:: What is needed ::
Write the data out again, character for character, with no images.

:: Data for this exercise ::

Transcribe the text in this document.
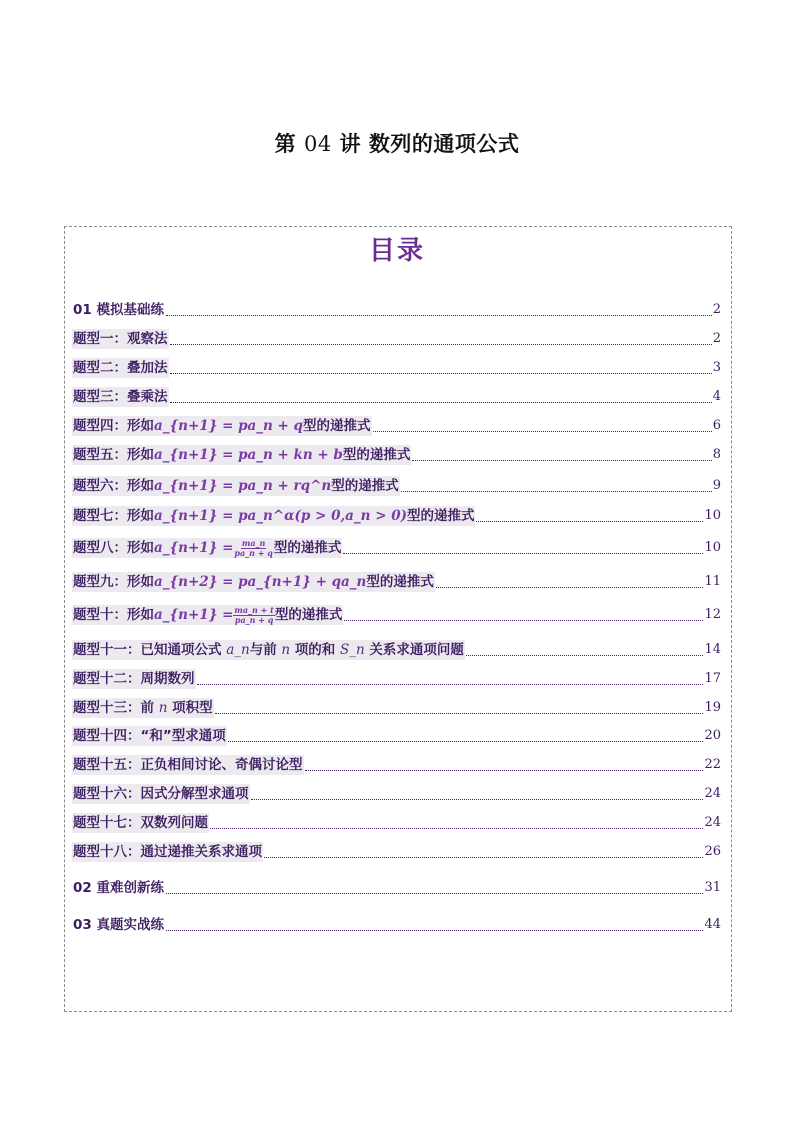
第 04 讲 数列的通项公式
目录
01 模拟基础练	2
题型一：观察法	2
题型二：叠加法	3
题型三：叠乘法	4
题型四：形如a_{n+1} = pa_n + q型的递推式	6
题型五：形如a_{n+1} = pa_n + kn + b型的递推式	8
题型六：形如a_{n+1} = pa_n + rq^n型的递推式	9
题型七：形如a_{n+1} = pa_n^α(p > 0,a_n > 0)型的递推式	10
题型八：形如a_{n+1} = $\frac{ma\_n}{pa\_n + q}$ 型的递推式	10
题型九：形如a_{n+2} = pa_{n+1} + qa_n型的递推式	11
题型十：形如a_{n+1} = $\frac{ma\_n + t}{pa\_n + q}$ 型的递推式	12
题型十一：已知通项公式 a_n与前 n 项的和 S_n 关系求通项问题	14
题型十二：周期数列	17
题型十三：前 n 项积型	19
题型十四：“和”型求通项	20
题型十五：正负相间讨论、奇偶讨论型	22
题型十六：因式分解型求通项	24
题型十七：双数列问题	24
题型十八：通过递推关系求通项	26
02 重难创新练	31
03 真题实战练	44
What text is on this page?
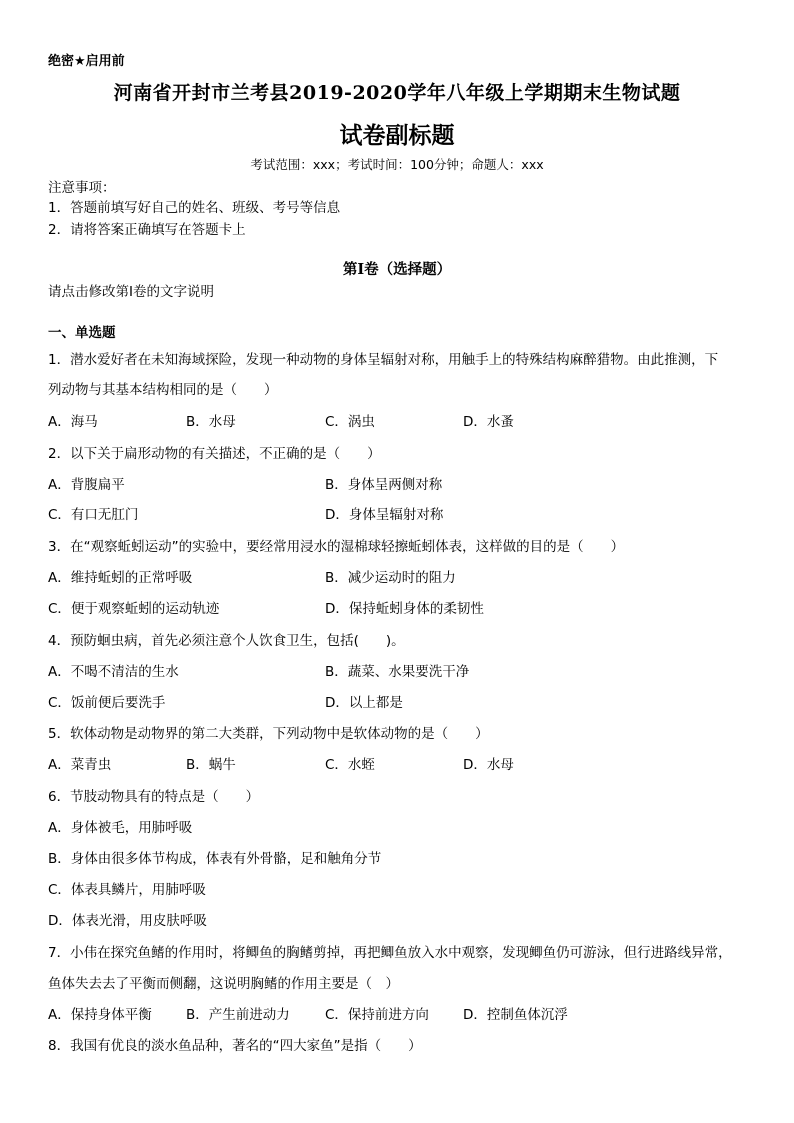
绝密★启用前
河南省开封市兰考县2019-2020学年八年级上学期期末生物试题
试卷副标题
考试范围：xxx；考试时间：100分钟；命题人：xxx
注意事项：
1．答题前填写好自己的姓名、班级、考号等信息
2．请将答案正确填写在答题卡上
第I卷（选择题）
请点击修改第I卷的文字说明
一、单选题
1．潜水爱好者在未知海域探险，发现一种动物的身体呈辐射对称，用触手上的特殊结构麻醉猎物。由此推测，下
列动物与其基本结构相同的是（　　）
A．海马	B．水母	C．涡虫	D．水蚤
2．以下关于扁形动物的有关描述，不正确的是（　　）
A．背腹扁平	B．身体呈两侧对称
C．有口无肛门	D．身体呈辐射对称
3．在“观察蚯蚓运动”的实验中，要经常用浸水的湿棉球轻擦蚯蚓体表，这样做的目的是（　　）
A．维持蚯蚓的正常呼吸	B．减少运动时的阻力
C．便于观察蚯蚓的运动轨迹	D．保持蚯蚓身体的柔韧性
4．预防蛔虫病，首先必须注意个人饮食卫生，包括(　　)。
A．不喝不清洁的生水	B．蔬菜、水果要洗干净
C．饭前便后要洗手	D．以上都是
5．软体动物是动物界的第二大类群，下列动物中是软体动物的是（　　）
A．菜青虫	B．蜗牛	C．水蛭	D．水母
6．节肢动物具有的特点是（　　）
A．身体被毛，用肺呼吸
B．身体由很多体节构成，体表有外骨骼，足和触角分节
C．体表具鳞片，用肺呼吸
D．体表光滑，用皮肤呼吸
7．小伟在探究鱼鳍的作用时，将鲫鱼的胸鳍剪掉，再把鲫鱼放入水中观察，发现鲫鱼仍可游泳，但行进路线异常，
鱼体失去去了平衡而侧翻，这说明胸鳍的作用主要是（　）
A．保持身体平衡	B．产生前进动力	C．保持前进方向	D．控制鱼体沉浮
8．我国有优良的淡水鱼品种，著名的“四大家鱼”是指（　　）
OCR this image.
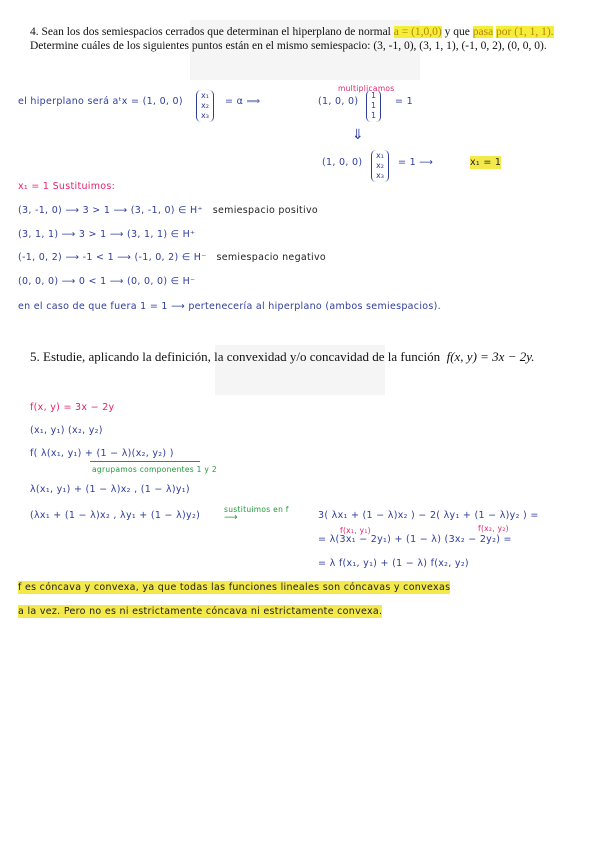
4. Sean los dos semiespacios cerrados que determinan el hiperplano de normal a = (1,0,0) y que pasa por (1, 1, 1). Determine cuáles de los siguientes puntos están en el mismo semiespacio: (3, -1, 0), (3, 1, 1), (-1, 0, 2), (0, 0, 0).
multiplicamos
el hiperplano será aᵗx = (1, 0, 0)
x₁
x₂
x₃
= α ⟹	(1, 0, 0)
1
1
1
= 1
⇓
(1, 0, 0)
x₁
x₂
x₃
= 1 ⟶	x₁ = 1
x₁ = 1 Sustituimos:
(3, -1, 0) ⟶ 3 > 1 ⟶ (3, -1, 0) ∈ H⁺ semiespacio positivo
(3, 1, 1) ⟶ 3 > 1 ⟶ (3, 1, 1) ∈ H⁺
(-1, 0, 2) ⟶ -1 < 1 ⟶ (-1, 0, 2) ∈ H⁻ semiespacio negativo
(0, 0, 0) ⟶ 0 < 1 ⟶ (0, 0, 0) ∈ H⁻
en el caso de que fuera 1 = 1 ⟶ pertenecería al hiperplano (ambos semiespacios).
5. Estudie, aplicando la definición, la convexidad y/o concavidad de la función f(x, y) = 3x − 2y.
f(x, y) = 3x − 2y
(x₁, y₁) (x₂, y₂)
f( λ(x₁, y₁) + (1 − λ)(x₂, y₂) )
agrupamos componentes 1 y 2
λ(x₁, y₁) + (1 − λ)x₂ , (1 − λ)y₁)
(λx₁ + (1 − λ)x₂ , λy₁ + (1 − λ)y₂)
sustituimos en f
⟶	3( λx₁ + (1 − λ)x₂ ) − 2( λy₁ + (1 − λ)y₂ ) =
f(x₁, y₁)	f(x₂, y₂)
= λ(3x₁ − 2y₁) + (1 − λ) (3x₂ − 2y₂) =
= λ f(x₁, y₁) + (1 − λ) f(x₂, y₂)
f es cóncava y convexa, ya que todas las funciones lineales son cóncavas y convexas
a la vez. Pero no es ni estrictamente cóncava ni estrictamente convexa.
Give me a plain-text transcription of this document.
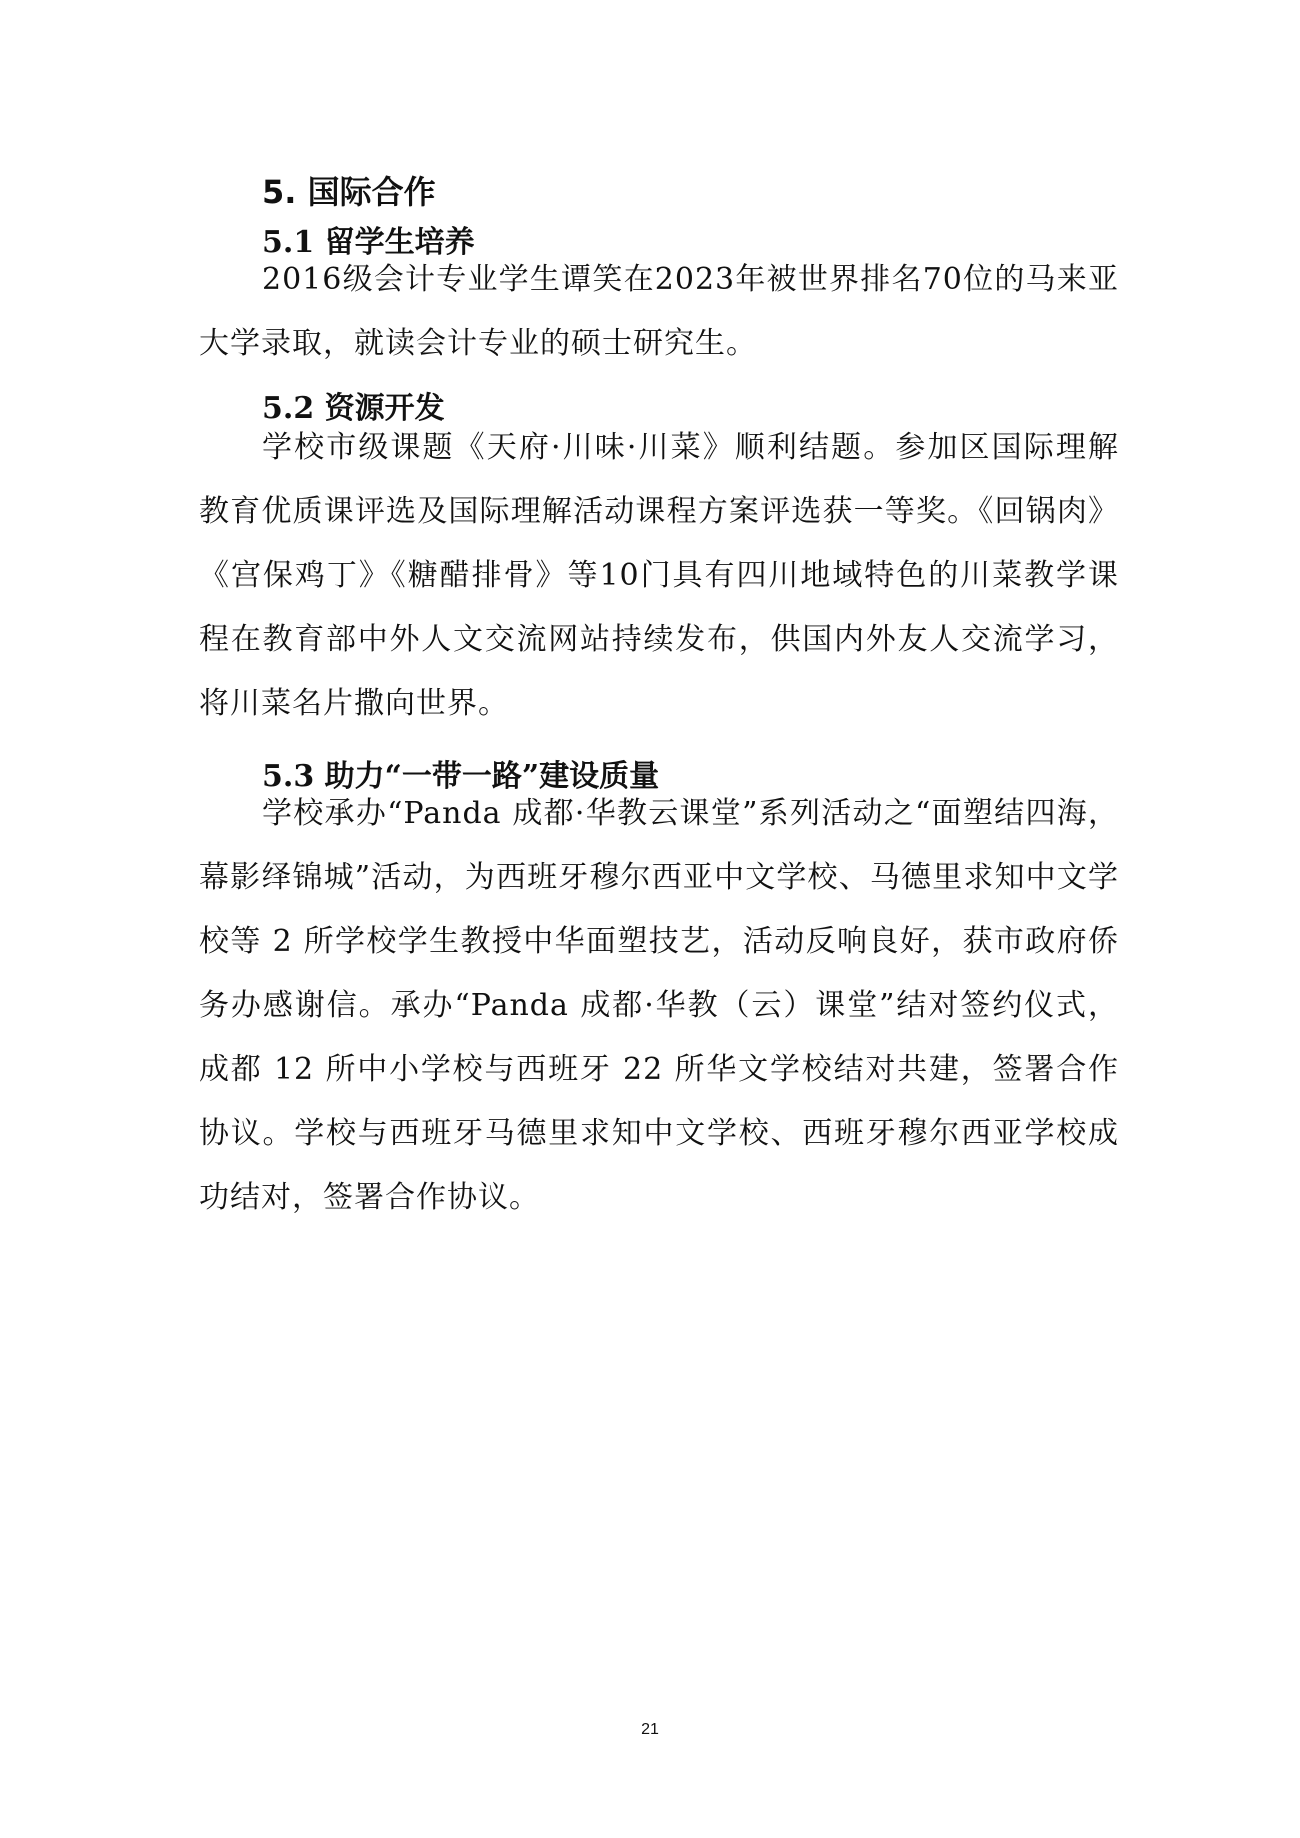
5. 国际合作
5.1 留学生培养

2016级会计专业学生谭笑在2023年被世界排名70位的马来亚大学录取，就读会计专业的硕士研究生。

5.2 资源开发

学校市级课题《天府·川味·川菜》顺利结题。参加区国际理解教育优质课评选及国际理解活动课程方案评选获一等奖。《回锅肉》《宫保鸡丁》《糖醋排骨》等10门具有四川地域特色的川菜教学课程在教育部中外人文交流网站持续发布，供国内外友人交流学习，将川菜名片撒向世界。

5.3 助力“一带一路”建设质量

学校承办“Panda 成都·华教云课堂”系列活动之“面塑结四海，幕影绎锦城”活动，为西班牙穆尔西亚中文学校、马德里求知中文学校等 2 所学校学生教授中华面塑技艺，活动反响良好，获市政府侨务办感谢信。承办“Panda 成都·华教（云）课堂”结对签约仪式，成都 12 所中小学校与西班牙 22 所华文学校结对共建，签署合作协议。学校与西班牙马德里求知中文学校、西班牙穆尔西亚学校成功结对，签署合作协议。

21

:: Correct response ::
Transcribe the text in this document.
第 04 讲 数列的通项公式
目录
01 模拟基础练	2
题型一：观察法	2
题型二：叠加法	3
题型三：叠乘法	4
题型四：形如a_{n+1} = pa_n + q型的递推式	6
题型五：形如a_{n+1} = pa_n + kn + b型的递推式	8
题型六：形如a_{n+1} = pa_n + rq^n型的递推式	9
题型七：形如a_{n+1} = pa_n^α(p > 0,a_n > 0)型的递推式	10
题型八：形如a_{n+1} = $\frac{ma\_n}{pa\_n + q}$ 型的递推式	10
题型九：形如a_{n+2} = pa_{n+1} + qa_n型的递推式	11
题型十：形如a_{n+1} = $\frac{ma\_n + t}{pa\_n + q}$ 型的递推式	12
题型十一：已知通项公式 a_n与前 n 项的和 S_n 关系求通项问题	14
题型十二：周期数列	17
题型十三：前 n 项积型	19
题型十四：“和”型求通项	20
题型十五：正负相间讨论、奇偶讨论型	22
题型十六：因式分解型求通项	24
题型十七：双数列问题	24
题型十八：通过递推关系求通项	26
02 重难创新练	31
03 真题实战练	44
What text is on this page?
绝密★启用前
河南省开封市兰考县2019-2020学年八年级上学期期末生物试题
试卷副标题
考试范围：xxx；考试时间：100分钟；命题人：xxx
注意事项：
1．答题前填写好自己的姓名、班级、考号等信息
2．请将答案正确填写在答题卡上
第I卷（选择题）
请点击修改第I卷的文字说明
一、单选题
1．潜水爱好者在未知海域探险，发现一种动物的身体呈辐射对称，用触手上的特殊结构麻醉猎物。由此推测，下
列动物与其基本结构相同的是（　　）
A．海马	B．水母	C．涡虫	D．水蚤
2．以下关于扁形动物的有关描述，不正确的是（　　）
A．背腹扁平	B．身体呈两侧对称
C．有口无肛门	D．身体呈辐射对称
3．在“观察蚯蚓运动”的实验中，要经常用浸水的湿棉球轻擦蚯蚓体表，这样做的目的是（　　）
A．维持蚯蚓的正常呼吸	B．减少运动时的阻力
C．便于观察蚯蚓的运动轨迹	D．保持蚯蚓身体的柔韧性
4．预防蛔虫病，首先必须注意个人饮食卫生，包括(　　)。
A．不喝不清洁的生水	B．蔬菜、水果要洗干净
C．饭前便后要洗手	D．以上都是
5．软体动物是动物界的第二大类群，下列动物中是软体动物的是（　　）
A．菜青虫	B．蜗牛	C．水蛭	D．水母
6．节肢动物具有的特点是（　　）
A．身体被毛，用肺呼吸
B．身体由很多体节构成，体表有外骨骼，足和触角分节
C．体表具鳞片，用肺呼吸
D．体表光滑，用皮肤呼吸
7．小伟在探究鱼鳍的作用时，将鲫鱼的胸鳍剪掉，再把鲫鱼放入水中观察，发现鲫鱼仍可游泳，但行进路线异常，
鱼体失去去了平衡而侧翻，这说明胸鳍的作用主要是（　）
A．保持身体平衡	B．产生前进动力	C．保持前进方向	D．控制鱼体沉浮
8．我国有优良的淡水鱼品种，著名的“四大家鱼”是指（　　）
OCR this image.
4. Sean los dos semiespacios cerrados que determinan el hiperplano de normal a = (1,0,0) y que pasa por (1, 1, 1). Determine cuáles de los siguientes puntos están en el mismo semiespacio: (3, -1, 0), (3, 1, 1), (-1, 0, 2), (0, 0, 0).
multiplicamos
el hiperplano será aᵗx = (1, 0, 0)
x₁
x₂
x₃
= α ⟹	(1, 0, 0)
1
1
1
= 1
⇓
(1, 0, 0)
x₁
x₂
x₃
= 1 ⟶	x₁ = 1
x₁ = 1 Sustituimos:
(3, -1, 0) ⟶ 3 > 1 ⟶ (3, -1, 0) ∈ H⁺ semiespacio positivo
(3, 1, 1) ⟶ 3 > 1 ⟶ (3, 1, 1) ∈ H⁺
(-1, 0, 2) ⟶ -1 < 1 ⟶ (-1, 0, 2) ∈ H⁻ semiespacio negativo
(0, 0, 0) ⟶ 0 < 1 ⟶ (0, 0, 0) ∈ H⁻
en el caso de que fuera 1 = 1 ⟶ pertenecería al hiperplano (ambos semiespacios).
5. Estudie, aplicando la definición, la convexidad y/o concavidad de la función f(x, y) = 3x − 2y.
f(x, y) = 3x − 2y
(x₁, y₁) (x₂, y₂)
f( λ(x₁, y₁) + (1 − λ)(x₂, y₂) )
agrupamos componentes 1 y 2
λ(x₁, y₁) + (1 − λ)x₂ , (1 − λ)y₁)
(λx₁ + (1 − λ)x₂ , λy₁ + (1 − λ)y₂)
sustituimos en f
⟶	3( λx₁ + (1 − λ)x₂ ) − 2( λy₁ + (1 − λ)y₂ ) =
f(x₁, y₁)	f(x₂, y₂)
= λ(3x₁ − 2y₁) + (1 − λ) (3x₂ − 2y₂) =
= λ f(x₁, y₁) + (1 − λ) f(x₂, y₂)
f es cóncava y convexa, ya que todas las funciones lineales son cóncavas y convexas
a la vez. Pero no es ni estrictamente cóncava ni estrictamente convexa.
Give me a plain-text transcription of this document.
5. 国际合作
5.1 留学生培养

2016级会计专业学生谭笑在2023年被世界排名70位的马来亚大学录取，就读会计专业的硕士研究生。

5.2 资源开发

学校市级课题《天府·川味·川菜》顺利结题。参加区国际理解教育优质课评选及国际理解活动课程方案评选获一等奖。《回锅肉》《宫保鸡丁》《糖醋排骨》等10门具有四川地域特色的川菜教学课程在教育部中外人文交流网站持续发布，供国内外友人交流学习，将川菜名片撒向世界。

5.3 助力“一带一路”建设质量

学校承办“Panda 成都·华教云课堂”系列活动之“面塑结四海，幕影绎锦城”活动，为西班牙穆尔西亚中文学校、马德里求知中文学校等 2 所学校学生教授中华面塑技艺，活动反响良好，获市政府侨务办感谢信。承办“Panda 成都·华教（云）课堂”结对签约仪式，成都 12 所中小学校与西班牙 22 所华文学校结对共建，签署合作协议。学校与西班牙马德里求知中文学校、西班牙穆尔西亚学校成功结对，签署合作协议。

21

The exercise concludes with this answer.